§ **Problem statement**
Transcribe every entry word for word, leaving out all images.

(Items from a data source)

● ● ● ● ● ● ●

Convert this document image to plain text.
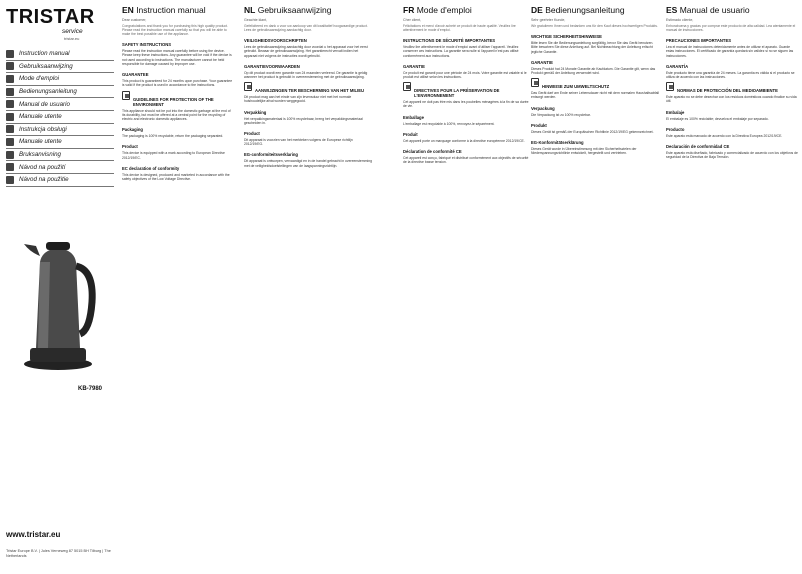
TRISTAR
service
tristar.eu
Instruction manual
Gebruiksaanwijzing
Mode d'emploi
Bedienungsanleitung
Manual de usuario
Manuale utente
Instrukcja obsługi
Manuale utente
Bruksanvisning
Návod na použití
Návod na použitie
KB-7980
www.tristar.eu
Tristar Europe B.V. | Jules Verneweg 87 5015 BH Tilburg | The Netherlands
EN Instruction manual
Dear customer,
Congratulations and thank you for purchasing this high quality product. Please read the instruction manual carefully so that you will be able to make the best possible use of the appliance.
SAFETY INSTRUCTIONS
Please read the instruction manual carefully before using the device. Please keep these instructions. Any guarantee will be void if the device is not used according to instructions. The manufacturer cannot be held responsible for damage caused by improper use.
GUARANTEE
This product is guaranteed for 24 months upon purchase. Your guarantee is valid if the product is used in accordance to the instructions.
GUIDELINES FOR PROTECTION OF THE ENVIRONMENT
This appliance should not be put into the domestic garbage at the end of its durability, but must be offered at a central point for the recycling of electric and electronic domestic appliances.
Packaging
The packaging is 100% recyclable, return the packaging separated.
Product
This device is equipped with a mark according to European Directive 2012/19/EC.
EC declaration of conformity
This device is designed, produced and marketed in accordance with the safety objectives of the Low Voltage Directive.
NL Gebruiksaanwijzing
Geachte klant,
Gefeliciteerd en dank u voor uw aankoop van dit kwalitatief hoogwaardige product. Lees de gebruiksaanwijzing aandachtig door.
VEILIGHEIDSVOORSCHRIFTEN
Lees de gebruiksaanwijzing aandachtig door voordat u het apparaat voor het eerst gebruikt. Bewaar de gebruiksaanwijzing. Het garantierecht vervalt indien het apparaat niet volgens de instructies wordt gebruikt.
GARANTIEVOORWAARDEN
Op dit product wordt een garantie van 24 maanden verleend. De garantie is geldig wanneer het product is gebruikt in overeenstemming met de gebruiksaanwijzing.
AANWIJZINGEN TER BESCHERMING VAN HET MILIEU
Dit product mag aan het einde van zijn levensduur niet met het normale huishoudelijke afval worden weggegooid.
Verpakking
Het verpakkingsmateriaal is 100% recyclebaar, breng het verpakkingsmateriaal gescheiden in.
Product
Dit apparaat is voorzien van het merkteken volgens de Europese richtlijn 2012/19/EG.
EG-conformiteitsverklaring
Dit apparaat is ontworpen, vervaardigd en in de handel gebracht in overeenstemming met de veiligheidsdoelstellingen van de laagspanningsrichtlijn.
FR Mode d'emploi
Cher client,
Félicitations et merci d'avoir acheté ce produit de haute qualité. Veuillez lire attentivement le mode d'emploi.
INSTRUCTIONS DE SÉCURITÉ IMPORTANTES
Veuillez lire attentivement le mode d'emploi avant d'utiliser l'appareil. Veuillez conserver ces instructions. La garantie sera nulle si l'appareil n'est pas utilisé conformément aux instructions.
GARANTIE
Ce produit est garanti pour une période de 24 mois. Votre garantie est valable si le produit est utilisé selon les instructions.
DIRECTIVES POUR LA PRÉSERVATION DE L'ENVIRONNEMENT
Cet appareil ne doit pas être mis dans les poubelles ménagères à la fin de sa durée de vie.
Emballage
L'emballage est recyclable à 100%, renvoyez-le séparément.
Produit
Cet appareil porte un marquage conforme à la directive européenne 2012/19/CE.
Déclaration de conformité CE
Cet appareil est conçu, fabriqué et distribué conformément aux objectifs de sécurité de la directive basse tension.
DE Bedienungsanleitung
Sehr geehrter Kunde,
Wir gratulieren Ihnen und bedanken uns für den Kauf dieses hochwertigen Produkts.
WICHTIGE SICHERHEITSHINWEISE
Bitte lesen Sie die Bedienungsanleitung sorgfältig, bevor Sie das Gerät benutzen. Bitte bewahren Sie diese Anleitung auf. Bei Nichtbeachtung der Anleitung erlischt jegliche Garantie.
GARANTIE
Dieses Produkt hat 24 Monate Garantie ab Kaufdatum. Die Garantie gilt, wenn das Produkt gemäß der Anleitung verwendet wird.
HINWEISE ZUM UMWELTSCHUTZ
Das Gerät darf am Ende seiner Lebensdauer nicht mit dem normalen Haushaltsabfall entsorgt werden.
Verpackung
Die Verpackung ist zu 100% recyclebar.
Produkt
Dieses Gerät ist gemäß der Europäischen Richtlinie 2012/19/EG gekennzeichnet.
EG-Konformitätserklärung
Dieses Gerät wurde in Übereinstimmung mit den Sicherheitszielen der Niederspannungsrichtlinie entwickelt, hergestellt und vertrieben.
ES Manual de usuario
Estimado cliente,
Enhorabuena y gracias por comprar este producto de alta calidad. Lea atentamente el manual de instrucciones.
PRECAUCIONES IMPORTANTES
Lea el manual de instrucciones detenidamente antes de utilizar el aparato. Guarde estas instrucciones. El certificado de garantía quedará sin validez si no se siguen las instrucciones.
GARANTÍA
Este producto tiene una garantía de 24 meses. La garantía es válida si el producto se utiliza de acuerdo con las instrucciones.
NORMAS DE PROTECCIÓN DEL MEDIOAMBIENTE
Este aparato no se debe desechar con los residuos domésticos cuando finalice su vida útil.
Embalaje
El embalaje es 100% reciclable; devuelva el embalaje por separado.
Producto
Este aparato está marcado de acuerdo con la Directiva Europea 2012/19/CE.
Declaración de conformidad CE
Este aparato está diseñado, fabricado y comercializado de acuerdo con los objetivos de seguridad de la Directiva de Baja Tensión.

● ● ● ● ● ● ●

§ **Answer to the task**
Convert this document image to plain text.
TRISTAR
service
tristar.eu
Instruction manual
Gebruiksaanwijzing
Mode d'emploi
Bedienungsanleitung
Manual de usuario
Manuale utente
Instrukcja obsługi
Manuale utente
Bruksanvisning
Návod na použití
Návod na použitie
KB-7980
www.tristar.eu
Tristar Europe B.V. | Jules Verneweg 87 5015 BH Tilburg | The Netherlands
EN Instruction manual
Dear customer,
Congratulations and thank you for purchasing this high quality product. Please read the instruction manual carefully so that you will be able to make the best possible use of the appliance.
SAFETY INSTRUCTIONS
Please read the instruction manual carefully before using the device. Please keep these instructions. Any guarantee will be void if the device is not used according to instructions. The manufacturer cannot be held responsible for damage caused by improper use.
GUARANTEE
This product is guaranteed for 24 months upon purchase. Your guarantee is valid if the product is used in accordance to the instructions.
GUIDELINES FOR PROTECTION OF THE ENVIRONMENT
This appliance should not be put into the domestic garbage at the end of its durability, but must be offered at a central point for the recycling of electric and electronic domestic appliances.
Packaging
The packaging is 100% recyclable, return the packaging separated.
Product
This device is equipped with a mark according to European Directive 2012/19/EC.
EC declaration of conformity
This device is designed, produced and marketed in accordance with the safety objectives of the Low Voltage Directive.
NL Gebruiksaanwijzing
Geachte klant,
Gefeliciteerd en dank u voor uw aankoop van dit kwalitatief hoogwaardige product. Lees de gebruiksaanwijzing aandachtig door.
VEILIGHEIDSVOORSCHRIFTEN
Lees de gebruiksaanwijzing aandachtig door voordat u het apparaat voor het eerst gebruikt. Bewaar de gebruiksaanwijzing. Het garantierecht vervalt indien het apparaat niet volgens de instructies wordt gebruikt.
GARANTIEVOORWAARDEN
Op dit product wordt een garantie van 24 maanden verleend. De garantie is geldig wanneer het product is gebruikt in overeenstemming met de gebruiksaanwijzing.
AANWIJZINGEN TER BESCHERMING VAN HET MILIEU
Dit product mag aan het einde van zijn levensduur niet met het normale huishoudelijke afval worden weggegooid.
Verpakking
Het verpakkingsmateriaal is 100% recyclebaar, breng het verpakkingsmateriaal gescheiden in.
Product
Dit apparaat is voorzien van het merkteken volgens de Europese richtlijn 2012/19/EG.
EG-conformiteitsverklaring
Dit apparaat is ontworpen, vervaardigd en in de handel gebracht in overeenstemming met de veiligheidsdoelstellingen van de laagspanningsrichtlijn.
FR Mode d'emploi
Cher client,
Félicitations et merci d'avoir acheté ce produit de haute qualité. Veuillez lire attentivement le mode d'emploi.
INSTRUCTIONS DE SÉCURITÉ IMPORTANTES
Veuillez lire attentivement le mode d'emploi avant d'utiliser l'appareil. Veuillez conserver ces instructions. La garantie sera nulle si l'appareil n'est pas utilisé conformément aux instructions.
GARANTIE
Ce produit est garanti pour une période de 24 mois. Votre garantie est valable si le produit est utilisé selon les instructions.
DIRECTIVES POUR LA PRÉSERVATION DE L'ENVIRONNEMENT
Cet appareil ne doit pas être mis dans les poubelles ménagères à la fin de sa durée de vie.
Emballage
L'emballage est recyclable à 100%, renvoyez-le séparément.
Produit
Cet appareil porte un marquage conforme à la directive européenne 2012/19/CE.
Déclaration de conformité CE
Cet appareil est conçu, fabriqué et distribué conformément aux objectifs de sécurité de la directive basse tension.
DE Bedienungsanleitung
Sehr geehrter Kunde,
Wir gratulieren Ihnen und bedanken uns für den Kauf dieses hochwertigen Produkts.
WICHTIGE SICHERHEITSHINWEISE
Bitte lesen Sie die Bedienungsanleitung sorgfältig, bevor Sie das Gerät benutzen. Bitte bewahren Sie diese Anleitung auf. Bei Nichtbeachtung der Anleitung erlischt jegliche Garantie.
GARANTIE
Dieses Produkt hat 24 Monate Garantie ab Kaufdatum. Die Garantie gilt, wenn das Produkt gemäß der Anleitung verwendet wird.
HINWEISE ZUM UMWELTSCHUTZ
Das Gerät darf am Ende seiner Lebensdauer nicht mit dem normalen Haushaltsabfall entsorgt werden.
Verpackung
Die Verpackung ist zu 100% recyclebar.
Produkt
Dieses Gerät ist gemäß der Europäischen Richtlinie 2012/19/EG gekennzeichnet.
EG-Konformitätserklärung
Dieses Gerät wurde in Übereinstimmung mit den Sicherheitszielen der Niederspannungsrichtlinie entwickelt, hergestellt und vertrieben.
ES Manual de usuario
Estimado cliente,
Enhorabuena y gracias por comprar este producto de alta calidad. Lea atentamente el manual de instrucciones.
PRECAUCIONES IMPORTANTES
Lea el manual de instrucciones detenidamente antes de utilizar el aparato. Guarde estas instrucciones. El certificado de garantía quedará sin validez si no se siguen las instrucciones.
GARANTÍA
Este producto tiene una garantía de 24 meses. La garantía es válida si el producto se utiliza de acuerdo con las instrucciones.
NORMAS DE PROTECCIÓN DEL MEDIOAMBIENTE
Este aparato no se debe desechar con los residuos domésticos cuando finalice su vida útil.
Embalaje
El embalaje es 100% reciclable; devuelva el embalaje por separado.
Producto
Este aparato está marcado de acuerdo con la Directiva Europea 2012/19/CE.
Declaración de conformidad CE
Este aparato está diseñado, fabricado y comercializado de acuerdo con los objetivos de seguridad de la Directiva de Baja Tensión.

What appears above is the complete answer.